(Collected data)

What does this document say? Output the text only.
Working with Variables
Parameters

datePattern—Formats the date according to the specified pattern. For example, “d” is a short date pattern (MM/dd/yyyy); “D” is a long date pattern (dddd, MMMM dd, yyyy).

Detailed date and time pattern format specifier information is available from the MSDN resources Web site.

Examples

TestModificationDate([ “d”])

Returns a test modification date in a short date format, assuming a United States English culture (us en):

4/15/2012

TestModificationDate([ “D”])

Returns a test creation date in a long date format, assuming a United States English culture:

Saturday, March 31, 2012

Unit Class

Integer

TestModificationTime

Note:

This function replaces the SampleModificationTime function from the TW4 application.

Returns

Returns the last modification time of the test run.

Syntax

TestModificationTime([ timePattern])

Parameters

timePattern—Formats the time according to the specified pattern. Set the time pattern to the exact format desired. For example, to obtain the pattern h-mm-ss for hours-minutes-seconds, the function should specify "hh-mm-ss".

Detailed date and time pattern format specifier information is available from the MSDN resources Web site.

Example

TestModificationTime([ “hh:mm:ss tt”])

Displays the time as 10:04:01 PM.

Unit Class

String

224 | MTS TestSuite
---
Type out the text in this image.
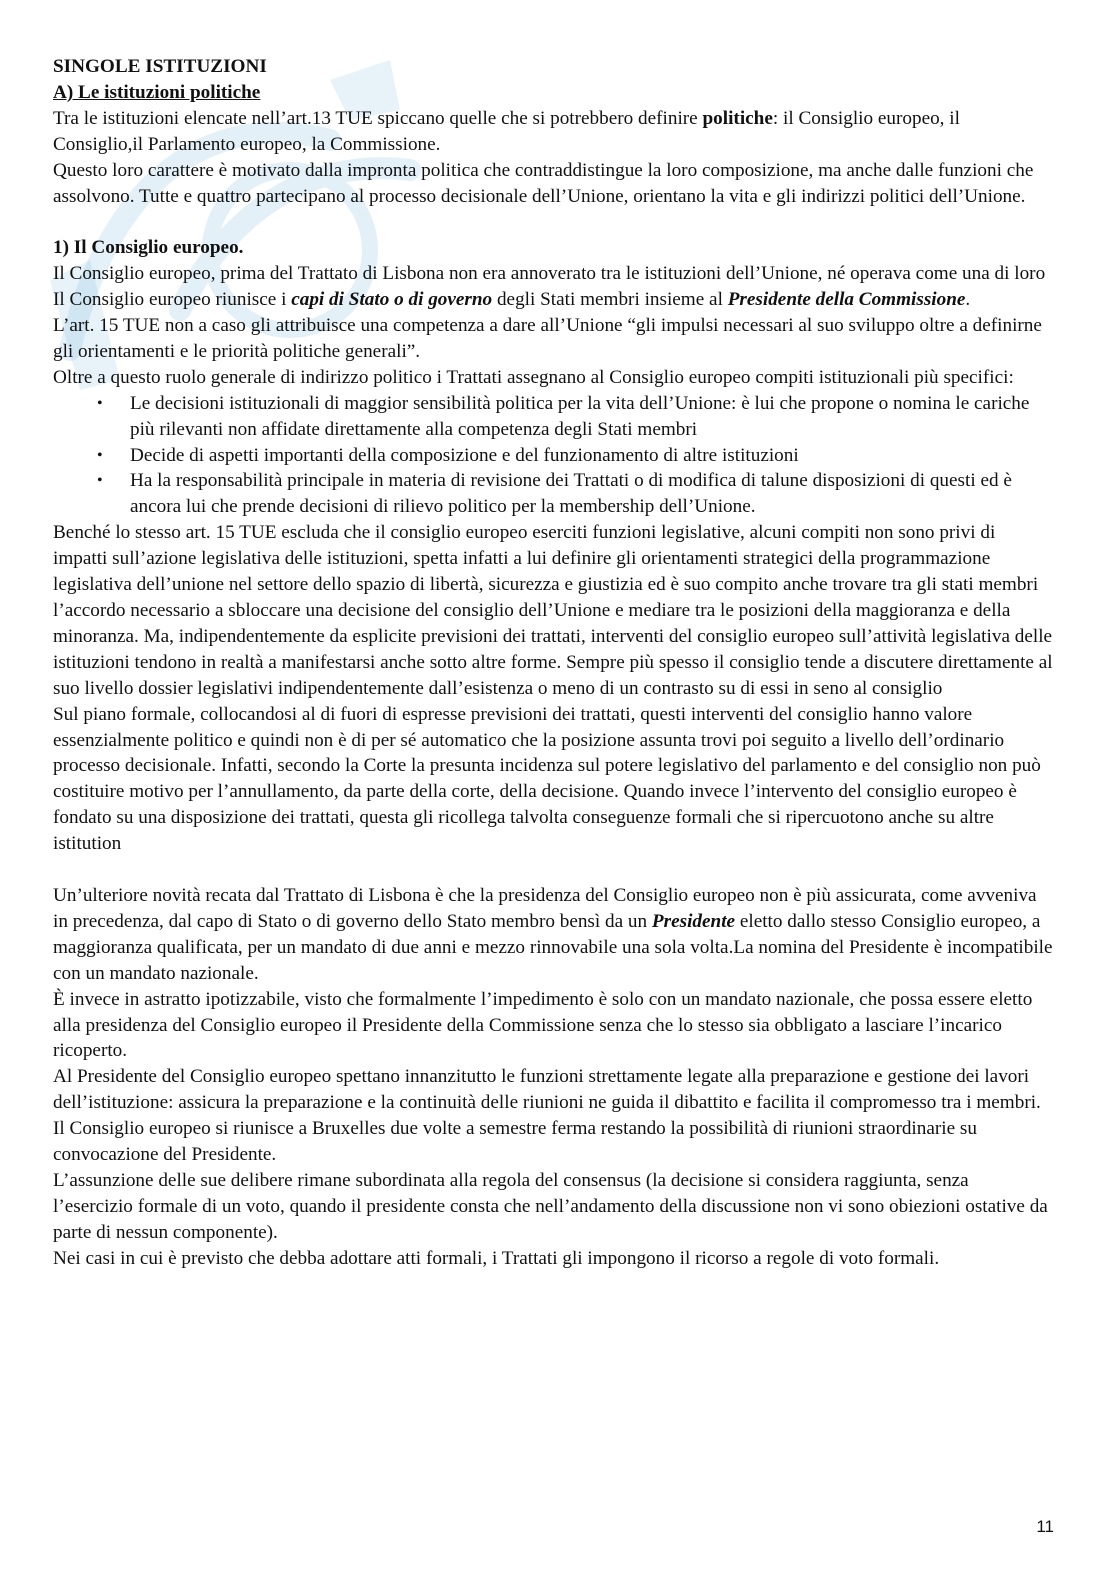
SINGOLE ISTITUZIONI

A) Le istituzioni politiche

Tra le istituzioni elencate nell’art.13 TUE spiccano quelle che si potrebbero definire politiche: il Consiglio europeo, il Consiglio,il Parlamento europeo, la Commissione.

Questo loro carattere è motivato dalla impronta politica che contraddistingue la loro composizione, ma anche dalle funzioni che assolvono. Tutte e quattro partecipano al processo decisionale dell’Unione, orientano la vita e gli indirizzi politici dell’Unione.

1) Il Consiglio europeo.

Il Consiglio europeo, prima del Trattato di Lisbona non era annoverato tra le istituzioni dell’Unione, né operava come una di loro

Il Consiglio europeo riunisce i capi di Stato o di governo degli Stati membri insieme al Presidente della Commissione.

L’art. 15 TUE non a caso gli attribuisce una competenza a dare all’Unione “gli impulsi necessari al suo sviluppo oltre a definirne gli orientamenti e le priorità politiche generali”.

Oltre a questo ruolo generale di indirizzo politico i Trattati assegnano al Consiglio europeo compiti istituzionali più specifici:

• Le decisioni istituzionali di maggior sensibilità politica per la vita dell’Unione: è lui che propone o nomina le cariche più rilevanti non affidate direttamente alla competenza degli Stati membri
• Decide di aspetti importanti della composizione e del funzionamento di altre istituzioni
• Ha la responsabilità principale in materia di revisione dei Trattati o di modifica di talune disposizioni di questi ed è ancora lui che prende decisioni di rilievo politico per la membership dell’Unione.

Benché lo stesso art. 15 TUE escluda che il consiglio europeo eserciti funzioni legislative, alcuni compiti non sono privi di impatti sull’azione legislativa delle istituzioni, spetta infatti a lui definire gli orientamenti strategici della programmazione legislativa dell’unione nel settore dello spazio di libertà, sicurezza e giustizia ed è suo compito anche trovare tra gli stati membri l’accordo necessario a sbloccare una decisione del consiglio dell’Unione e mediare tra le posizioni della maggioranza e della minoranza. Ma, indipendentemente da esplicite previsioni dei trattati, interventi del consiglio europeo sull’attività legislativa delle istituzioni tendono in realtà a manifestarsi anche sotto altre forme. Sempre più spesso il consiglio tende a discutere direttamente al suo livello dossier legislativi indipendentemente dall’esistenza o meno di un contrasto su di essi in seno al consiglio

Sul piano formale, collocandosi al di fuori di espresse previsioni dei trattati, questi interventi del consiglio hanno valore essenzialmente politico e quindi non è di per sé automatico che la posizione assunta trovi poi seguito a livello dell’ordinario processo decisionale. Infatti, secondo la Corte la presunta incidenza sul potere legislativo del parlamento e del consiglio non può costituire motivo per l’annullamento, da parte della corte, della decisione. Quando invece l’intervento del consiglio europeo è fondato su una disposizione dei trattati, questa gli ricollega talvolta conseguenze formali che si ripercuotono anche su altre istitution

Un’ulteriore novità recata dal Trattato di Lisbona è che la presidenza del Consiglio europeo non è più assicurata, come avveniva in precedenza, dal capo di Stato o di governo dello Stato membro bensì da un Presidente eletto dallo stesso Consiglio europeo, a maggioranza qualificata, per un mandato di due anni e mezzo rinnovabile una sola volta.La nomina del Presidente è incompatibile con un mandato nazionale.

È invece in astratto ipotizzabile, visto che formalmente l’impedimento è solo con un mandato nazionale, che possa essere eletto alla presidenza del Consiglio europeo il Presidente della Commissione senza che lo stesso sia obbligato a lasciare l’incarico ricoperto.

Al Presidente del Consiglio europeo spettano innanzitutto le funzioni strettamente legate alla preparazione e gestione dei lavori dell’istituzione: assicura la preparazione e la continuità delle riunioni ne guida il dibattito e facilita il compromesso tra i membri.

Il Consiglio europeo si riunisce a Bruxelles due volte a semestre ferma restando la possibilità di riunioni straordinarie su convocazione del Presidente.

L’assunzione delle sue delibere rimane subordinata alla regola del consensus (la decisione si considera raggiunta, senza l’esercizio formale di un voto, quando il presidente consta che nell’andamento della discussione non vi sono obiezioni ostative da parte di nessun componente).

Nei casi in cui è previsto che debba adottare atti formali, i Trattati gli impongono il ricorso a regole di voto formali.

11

__Problem__
Make a copy of each line that contains the string "riunisce".

__Written answer__
Il Consiglio europeo riunisce i capi di Stato o di governo degli Stati membri insieme al Presidente della Commissione.
Il Consiglio europeo si riunisce a Bruxelles due volte a semestre ferma restando la possibilità di riunioni straordinarie su convocazione del Presidente.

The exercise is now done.